● SHORT EXERCISE: Can the data below be set down again exactly, line for line?

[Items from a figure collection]
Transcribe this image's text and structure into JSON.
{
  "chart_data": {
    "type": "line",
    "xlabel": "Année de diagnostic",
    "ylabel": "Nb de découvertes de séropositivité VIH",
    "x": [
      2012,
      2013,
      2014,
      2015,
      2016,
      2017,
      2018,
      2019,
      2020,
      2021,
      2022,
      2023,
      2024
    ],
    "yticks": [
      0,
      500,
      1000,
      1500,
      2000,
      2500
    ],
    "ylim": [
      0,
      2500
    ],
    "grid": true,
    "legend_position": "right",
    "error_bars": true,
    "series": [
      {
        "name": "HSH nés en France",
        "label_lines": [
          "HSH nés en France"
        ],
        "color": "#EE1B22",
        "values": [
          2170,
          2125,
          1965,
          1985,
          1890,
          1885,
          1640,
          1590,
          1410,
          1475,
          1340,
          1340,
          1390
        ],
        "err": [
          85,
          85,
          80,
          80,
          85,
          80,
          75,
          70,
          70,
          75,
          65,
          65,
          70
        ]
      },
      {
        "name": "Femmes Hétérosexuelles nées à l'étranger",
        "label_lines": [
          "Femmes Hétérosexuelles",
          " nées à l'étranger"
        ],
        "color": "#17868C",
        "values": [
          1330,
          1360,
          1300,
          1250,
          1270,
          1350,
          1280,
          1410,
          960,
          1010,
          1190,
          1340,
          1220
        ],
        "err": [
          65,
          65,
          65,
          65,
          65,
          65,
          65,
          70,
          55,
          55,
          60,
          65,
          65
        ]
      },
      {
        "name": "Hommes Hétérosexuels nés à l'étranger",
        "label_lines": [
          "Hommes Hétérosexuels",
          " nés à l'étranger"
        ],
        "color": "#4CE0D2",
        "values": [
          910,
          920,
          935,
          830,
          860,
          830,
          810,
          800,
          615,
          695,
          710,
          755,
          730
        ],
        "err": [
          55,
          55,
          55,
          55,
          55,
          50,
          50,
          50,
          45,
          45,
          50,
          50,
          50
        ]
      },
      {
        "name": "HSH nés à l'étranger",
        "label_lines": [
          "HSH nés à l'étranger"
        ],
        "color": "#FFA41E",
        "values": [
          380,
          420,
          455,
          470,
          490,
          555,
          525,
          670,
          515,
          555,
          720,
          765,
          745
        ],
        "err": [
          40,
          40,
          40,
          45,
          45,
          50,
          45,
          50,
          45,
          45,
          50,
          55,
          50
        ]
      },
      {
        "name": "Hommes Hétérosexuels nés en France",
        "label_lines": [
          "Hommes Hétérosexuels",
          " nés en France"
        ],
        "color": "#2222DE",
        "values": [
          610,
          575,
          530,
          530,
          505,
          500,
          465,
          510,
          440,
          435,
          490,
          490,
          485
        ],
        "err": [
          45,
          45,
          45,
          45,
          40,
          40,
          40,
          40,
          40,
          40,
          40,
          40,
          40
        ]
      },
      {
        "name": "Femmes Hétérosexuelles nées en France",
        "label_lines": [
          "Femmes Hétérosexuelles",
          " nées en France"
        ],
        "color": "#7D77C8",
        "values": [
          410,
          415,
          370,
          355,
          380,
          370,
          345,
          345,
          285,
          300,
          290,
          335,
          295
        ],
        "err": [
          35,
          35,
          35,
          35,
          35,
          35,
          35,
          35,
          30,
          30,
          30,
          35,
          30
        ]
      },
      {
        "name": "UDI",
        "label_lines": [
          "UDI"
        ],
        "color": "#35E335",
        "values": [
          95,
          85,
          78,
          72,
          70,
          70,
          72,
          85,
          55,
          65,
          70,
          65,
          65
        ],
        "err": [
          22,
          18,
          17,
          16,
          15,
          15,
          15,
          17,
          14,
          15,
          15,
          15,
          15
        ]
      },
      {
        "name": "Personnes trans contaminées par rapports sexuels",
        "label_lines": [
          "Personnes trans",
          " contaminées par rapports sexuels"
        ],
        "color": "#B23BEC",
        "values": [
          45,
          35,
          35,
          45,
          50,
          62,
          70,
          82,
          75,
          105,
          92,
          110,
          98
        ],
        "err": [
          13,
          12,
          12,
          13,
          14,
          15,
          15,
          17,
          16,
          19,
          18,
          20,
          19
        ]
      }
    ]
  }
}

● RESPONSE BELOW:
Transcribe this image's text and structure into JSON.
{
  "chart_data": {
    "type": "line",
    "xlabel": "Année de diagnostic",
    "ylabel": "Nb de découvertes de séropositivité VIH",
    "x": [
      2012,
      2013,
      2014,
      2015,
      2016,
      2017,
      2018,
      2019,
      2020,
      2021,
      2022,
      2023,
      2024
    ],
    "yticks": [
      0,
      500,
      1000,
      1500,
      2000,
      2500
    ],
    "ylim": [
      0,
      2500
    ],
    "grid": true,
    "legend_position": "right",
    "error_bars": true,
    "series": [
      {
        "name": "HSH nés en France",
        "label_lines": [
          "HSH nés en France"
        ],
        "color": "#EE1B22",
        "values": [
          2170,
          2125,
          1965,
          1985,
          1890,
          1885,
          1640,
          1590,
          1410,
          1475,
          1340,
          1340,
          1390
        ],
        "err": [
          85,
          85,
          80,
          80,
          85,
          80,
          75,
          70,
          70,
          75,
          65,
          65,
          70
        ]
      },
      {
        "name": "Femmes Hétérosexuelles nées à l'étranger",
        "label_lines": [
          "Femmes Hétérosexuelles",
          " nées à l'étranger"
        ],
        "color": "#17868C",
        "values": [
          1330,
          1360,
          1300,
          1250,
          1270,
          1350,
          1280,
          1410,
          960,
          1010,
          1190,
          1340,
          1220
        ],
        "err": [
          65,
          65,
          65,
          65,
          65,
          65,
          65,
          70,
          55,
          55,
          60,
          65,
          65
        ]
      },
      {
        "name": "Hommes Hétérosexuels nés à l'étranger",
        "label_lines": [
          "Hommes Hétérosexuels",
          " nés à l'étranger"
        ],
        "color": "#4CE0D2",
        "values": [
          910,
          920,
          935,
          830,
          860,
          830,
          810,
          800,
          615,
          695,
          710,
          755,
          730
        ],
        "err": [
          55,
          55,
          55,
          55,
          55,
          50,
          50,
          50,
          45,
          45,
          50,
          50,
          50
        ]
      },
      {
        "name": "HSH nés à l'étranger",
        "label_lines": [
          "HSH nés à l'étranger"
        ],
        "color": "#FFA41E",
        "values": [
          380,
          420,
          455,
          470,
          490,
          555,
          525,
          670,
          515,
          555,
          720,
          765,
          745
        ],
        "err": [
          40,
          40,
          40,
          45,
          45,
          50,
          45,
          50,
          45,
          45,
          50,
          55,
          50
        ]
      },
      {
        "name": "Hommes Hétérosexuels nés en France",
        "label_lines": [
          "Hommes Hétérosexuels",
          " nés en France"
        ],
        "color": "#2222DE",
        "values": [
          610,
          575,
          530,
          530,
          505,
          500,
          465,
          510,
          440,
          435,
          490,
          490,
          485
        ],
        "err": [
          45,
          45,
          45,
          45,
          40,
          40,
          40,
          40,
          40,
          40,
          40,
          40,
          40
        ]
      },
      {
        "name": "Femmes Hétérosexuelles nées en France",
        "label_lines": [
          "Femmes Hétérosexuelles",
          " nées en France"
        ],
        "color": "#7D77C8",
        "values": [
          410,
          415,
          370,
          355,
          380,
          370,
          345,
          345,
          285,
          300,
          290,
          335,
          295
        ],
        "err": [
          35,
          35,
          35,
          35,
          35,
          35,
          35,
          35,
          30,
          30,
          30,
          35,
          30
        ]
      },
      {
        "name": "UDI",
        "label_lines": [
          "UDI"
        ],
        "color": "#35E335",
        "values": [
          95,
          85,
          78,
          72,
          70,
          70,
          72,
          85,
          55,
          65,
          70,
          65,
          65
        ],
        "err": [
          22,
          18,
          17,
          16,
          15,
          15,
          15,
          17,
          14,
          15,
          15,
          15,
          15
        ]
      },
      {
        "name": "Personnes trans contaminées par rapports sexuels",
        "label_lines": [
          "Personnes trans",
          " contaminées par rapports sexuels"
        ],
        "color": "#B23BEC",
        "values": [
          45,
          35,
          35,
          45,
          50,
          62,
          70,
          82,
          75,
          105,
          92,
          110,
          98
        ],
        "err": [
          13,
          12,
          12,
          13,
          14,
          15,
          15,
          17,
          16,
          19,
          18,
          20,
          19
        ]
      }
    ]
  }
}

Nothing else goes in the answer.